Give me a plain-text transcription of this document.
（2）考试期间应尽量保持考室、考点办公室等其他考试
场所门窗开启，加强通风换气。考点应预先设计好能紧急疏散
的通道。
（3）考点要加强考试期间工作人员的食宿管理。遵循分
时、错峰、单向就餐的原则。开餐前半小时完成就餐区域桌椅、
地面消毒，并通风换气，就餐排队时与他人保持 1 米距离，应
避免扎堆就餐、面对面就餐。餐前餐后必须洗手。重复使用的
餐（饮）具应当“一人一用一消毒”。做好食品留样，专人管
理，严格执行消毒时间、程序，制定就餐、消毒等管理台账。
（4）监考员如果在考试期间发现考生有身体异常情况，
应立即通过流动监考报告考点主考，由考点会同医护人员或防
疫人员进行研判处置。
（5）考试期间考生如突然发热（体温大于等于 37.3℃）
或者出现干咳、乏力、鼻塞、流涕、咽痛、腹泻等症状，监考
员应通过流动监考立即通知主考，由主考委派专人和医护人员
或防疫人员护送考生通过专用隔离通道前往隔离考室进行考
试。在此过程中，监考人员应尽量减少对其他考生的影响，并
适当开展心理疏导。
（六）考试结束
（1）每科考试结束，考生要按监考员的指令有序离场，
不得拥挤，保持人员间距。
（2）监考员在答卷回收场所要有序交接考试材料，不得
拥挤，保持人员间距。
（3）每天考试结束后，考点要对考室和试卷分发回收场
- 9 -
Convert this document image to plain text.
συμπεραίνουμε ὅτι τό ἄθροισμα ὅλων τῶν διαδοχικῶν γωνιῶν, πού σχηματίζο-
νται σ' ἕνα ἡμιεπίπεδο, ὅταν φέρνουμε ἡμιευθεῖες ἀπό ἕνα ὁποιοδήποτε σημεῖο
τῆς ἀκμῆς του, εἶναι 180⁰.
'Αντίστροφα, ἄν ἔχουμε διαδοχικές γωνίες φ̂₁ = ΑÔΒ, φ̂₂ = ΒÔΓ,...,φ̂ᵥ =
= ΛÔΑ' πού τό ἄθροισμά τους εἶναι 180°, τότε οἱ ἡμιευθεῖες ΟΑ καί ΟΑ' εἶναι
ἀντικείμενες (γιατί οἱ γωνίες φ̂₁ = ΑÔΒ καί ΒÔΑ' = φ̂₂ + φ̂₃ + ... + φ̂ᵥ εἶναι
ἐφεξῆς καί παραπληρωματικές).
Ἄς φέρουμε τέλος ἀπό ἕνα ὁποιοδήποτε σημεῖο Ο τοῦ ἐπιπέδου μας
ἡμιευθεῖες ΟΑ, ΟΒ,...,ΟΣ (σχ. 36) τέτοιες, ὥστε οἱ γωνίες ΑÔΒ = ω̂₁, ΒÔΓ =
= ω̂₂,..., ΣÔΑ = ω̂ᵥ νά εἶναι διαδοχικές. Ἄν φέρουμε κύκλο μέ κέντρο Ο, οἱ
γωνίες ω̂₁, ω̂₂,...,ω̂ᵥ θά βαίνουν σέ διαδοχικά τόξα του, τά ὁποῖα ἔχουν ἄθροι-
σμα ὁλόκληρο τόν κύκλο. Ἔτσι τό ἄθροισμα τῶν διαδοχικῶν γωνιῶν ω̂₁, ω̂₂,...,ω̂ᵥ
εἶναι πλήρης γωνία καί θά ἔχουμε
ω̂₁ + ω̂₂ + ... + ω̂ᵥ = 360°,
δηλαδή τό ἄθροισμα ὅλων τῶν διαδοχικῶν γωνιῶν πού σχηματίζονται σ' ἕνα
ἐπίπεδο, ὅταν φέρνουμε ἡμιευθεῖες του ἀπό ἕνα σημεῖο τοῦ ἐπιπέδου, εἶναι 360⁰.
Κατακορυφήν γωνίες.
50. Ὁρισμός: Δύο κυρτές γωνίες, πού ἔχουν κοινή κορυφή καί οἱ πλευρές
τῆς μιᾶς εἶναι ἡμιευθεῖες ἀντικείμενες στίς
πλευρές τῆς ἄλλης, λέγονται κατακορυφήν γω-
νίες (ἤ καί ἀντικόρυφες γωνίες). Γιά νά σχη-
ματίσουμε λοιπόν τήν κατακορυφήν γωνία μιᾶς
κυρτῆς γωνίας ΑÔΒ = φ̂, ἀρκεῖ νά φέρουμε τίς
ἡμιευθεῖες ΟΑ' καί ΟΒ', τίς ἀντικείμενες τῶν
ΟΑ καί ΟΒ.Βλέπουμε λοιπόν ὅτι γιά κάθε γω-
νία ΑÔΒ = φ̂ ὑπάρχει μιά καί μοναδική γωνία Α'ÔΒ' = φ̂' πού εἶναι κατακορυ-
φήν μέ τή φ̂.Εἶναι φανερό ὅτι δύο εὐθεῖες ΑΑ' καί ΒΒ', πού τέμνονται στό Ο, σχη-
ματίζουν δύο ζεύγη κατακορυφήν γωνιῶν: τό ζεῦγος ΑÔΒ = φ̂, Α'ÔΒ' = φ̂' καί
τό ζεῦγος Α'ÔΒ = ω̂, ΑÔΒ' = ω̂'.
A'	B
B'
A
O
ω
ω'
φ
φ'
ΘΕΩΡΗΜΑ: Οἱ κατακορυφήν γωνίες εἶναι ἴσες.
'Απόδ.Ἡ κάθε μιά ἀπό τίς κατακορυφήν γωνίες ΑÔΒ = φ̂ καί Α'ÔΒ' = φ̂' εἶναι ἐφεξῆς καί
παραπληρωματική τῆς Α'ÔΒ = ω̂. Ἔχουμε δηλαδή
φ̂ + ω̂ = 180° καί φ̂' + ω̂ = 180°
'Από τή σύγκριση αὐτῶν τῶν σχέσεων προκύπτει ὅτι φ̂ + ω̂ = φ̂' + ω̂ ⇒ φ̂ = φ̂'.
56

+===+

PROBLEM =
Copy each record from above without leaving any out.

SOLUTION TO THE EXERCISE =
Give me a plain-text transcription of this document.
（2）考试期间应尽量保持考室、考点办公室等其他考试
场所门窗开启，加强通风换气。考点应预先设计好能紧急疏散
的通道。
（3）考点要加强考试期间工作人员的食宿管理。遵循分
时、错峰、单向就餐的原则。开餐前半小时完成就餐区域桌椅、
地面消毒，并通风换气，就餐排队时与他人保持 1 米距离，应
避免扎堆就餐、面对面就餐。餐前餐后必须洗手。重复使用的
餐（饮）具应当“一人一用一消毒”。做好食品留样，专人管
理，严格执行消毒时间、程序，制定就餐、消毒等管理台账。
（4）监考员如果在考试期间发现考生有身体异常情况，
应立即通过流动监考报告考点主考，由考点会同医护人员或防
疫人员进行研判处置。
（5）考试期间考生如突然发热（体温大于等于 37.3℃）
或者出现干咳、乏力、鼻塞、流涕、咽痛、腹泻等症状，监考
员应通过流动监考立即通知主考，由主考委派专人和医护人员
或防疫人员护送考生通过专用隔离通道前往隔离考室进行考
试。在此过程中，监考人员应尽量减少对其他考生的影响，并
适当开展心理疏导。
（六）考试结束
（1）每科考试结束，考生要按监考员的指令有序离场，
不得拥挤，保持人员间距。
（2）监考员在答卷回收场所要有序交接考试材料，不得
拥挤，保持人员间距。
（3）每天考试结束后，考点要对考室和试卷分发回收场
- 9 -
Convert this document image to plain text.
συμπεραίνουμε ὅτι τό ἄθροισμα ὅλων τῶν διαδοχικῶν γωνιῶν, πού σχηματίζο-
νται σ' ἕνα ἡμιεπίπεδο, ὅταν φέρνουμε ἡμιευθεῖες ἀπό ἕνα ὁποιοδήποτε σημεῖο
τῆς ἀκμῆς του, εἶναι 180⁰.
'Αντίστροφα, ἄν ἔχουμε διαδοχικές γωνίες φ̂₁ = ΑÔΒ, φ̂₂ = ΒÔΓ,...,φ̂ᵥ =
= ΛÔΑ' πού τό ἄθροισμά τους εἶναι 180°, τότε οἱ ἡμιευθεῖες ΟΑ καί ΟΑ' εἶναι
ἀντικείμενες (γιατί οἱ γωνίες φ̂₁ = ΑÔΒ καί ΒÔΑ' = φ̂₂ + φ̂₃ + ... + φ̂ᵥ εἶναι
ἐφεξῆς καί παραπληρωματικές).
Ἄς φέρουμε τέλος ἀπό ἕνα ὁποιοδήποτε σημεῖο Ο τοῦ ἐπιπέδου μας
ἡμιευθεῖες ΟΑ, ΟΒ,...,ΟΣ (σχ. 36) τέτοιες, ὥστε οἱ γωνίες ΑÔΒ = ω̂₁, ΒÔΓ =
= ω̂₂,..., ΣÔΑ = ω̂ᵥ νά εἶναι διαδοχικές. Ἄν φέρουμε κύκλο μέ κέντρο Ο, οἱ
γωνίες ω̂₁, ω̂₂,...,ω̂ᵥ θά βαίνουν σέ διαδοχικά τόξα του, τά ὁποῖα ἔχουν ἄθροι-
σμα ὁλόκληρο τόν κύκλο. Ἔτσι τό ἄθροισμα τῶν διαδοχικῶν γωνιῶν ω̂₁, ω̂₂,...,ω̂ᵥ
εἶναι πλήρης γωνία καί θά ἔχουμε
ω̂₁ + ω̂₂ + ... + ω̂ᵥ = 360°,
δηλαδή τό ἄθροισμα ὅλων τῶν διαδοχικῶν γωνιῶν πού σχηματίζονται σ' ἕνα
ἐπίπεδο, ὅταν φέρνουμε ἡμιευθεῖες του ἀπό ἕνα σημεῖο τοῦ ἐπιπέδου, εἶναι 360⁰.
Κατακορυφήν γωνίες.
50. Ὁρισμός: Δύο κυρτές γωνίες, πού ἔχουν κοινή κορυφή καί οἱ πλευρές
τῆς μιᾶς εἶναι ἡμιευθεῖες ἀντικείμενες στίς
πλευρές τῆς ἄλλης, λέγονται κατακορυφήν γω-
νίες (ἤ καί ἀντικόρυφες γωνίες). Γιά νά σχη-
ματίσουμε λοιπόν τήν κατακορυφήν γωνία μιᾶς
κυρτῆς γωνίας ΑÔΒ = φ̂, ἀρκεῖ νά φέρουμε τίς
ἡμιευθεῖες ΟΑ' καί ΟΒ', τίς ἀντικείμενες τῶν
ΟΑ καί ΟΒ.Βλέπουμε λοιπόν ὅτι γιά κάθε γω-
νία ΑÔΒ = φ̂ ὑπάρχει μιά καί μοναδική γωνία Α'ÔΒ' = φ̂' πού εἶναι κατακορυ-
φήν μέ τή φ̂.Εἶναι φανερό ὅτι δύο εὐθεῖες ΑΑ' καί ΒΒ', πού τέμνονται στό Ο, σχη-
ματίζουν δύο ζεύγη κατακορυφήν γωνιῶν: τό ζεῦγος ΑÔΒ = φ̂, Α'ÔΒ' = φ̂' καί
τό ζεῦγος Α'ÔΒ = ω̂, ΑÔΒ' = ω̂'.
A'	B
B'
A
O
ω
ω'
φ
φ'
ΘΕΩΡΗΜΑ: Οἱ κατακορυφήν γωνίες εἶναι ἴσες.
'Απόδ.Ἡ κάθε μιά ἀπό τίς κατακορυφήν γωνίες ΑÔΒ = φ̂ καί Α'ÔΒ' = φ̂' εἶναι ἐφεξῆς καί
παραπληρωματική τῆς Α'ÔΒ = ω̂. Ἔχουμε δηλαδή
φ̂ + ω̂ = 180° καί φ̂' + ω̂ = 180°
'Από τή σύγκριση αὐτῶν τῶν σχέσεων προκύπτει ὅτι φ̂ + ω̂ = φ̂' + ω̂ ⇒ φ̂ = φ̂'.
56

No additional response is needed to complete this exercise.